*Description of the task*
From the listing below, pull out every line where the string "宝爸宝妈" appears.

*Material shown*
· · · · · · ·
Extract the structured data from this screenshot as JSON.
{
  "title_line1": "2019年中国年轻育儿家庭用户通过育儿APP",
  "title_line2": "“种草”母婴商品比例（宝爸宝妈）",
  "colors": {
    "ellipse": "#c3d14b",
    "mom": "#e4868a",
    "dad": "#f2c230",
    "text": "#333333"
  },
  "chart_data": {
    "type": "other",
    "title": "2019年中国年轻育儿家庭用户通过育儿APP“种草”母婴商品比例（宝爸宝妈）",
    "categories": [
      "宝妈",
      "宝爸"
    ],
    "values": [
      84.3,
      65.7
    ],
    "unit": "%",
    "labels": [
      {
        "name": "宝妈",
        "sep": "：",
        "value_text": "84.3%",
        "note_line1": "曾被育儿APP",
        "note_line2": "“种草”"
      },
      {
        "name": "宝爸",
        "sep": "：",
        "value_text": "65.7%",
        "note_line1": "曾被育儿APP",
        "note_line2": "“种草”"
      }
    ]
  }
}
· · · · · · ·
*Reply*
  "title_line2": "“种草”母婴商品比例（宝爸宝妈）",
    "title": "2019年中国年轻育儿家庭用户通过育儿APP“种草”母婴商品比例（宝爸宝妈）",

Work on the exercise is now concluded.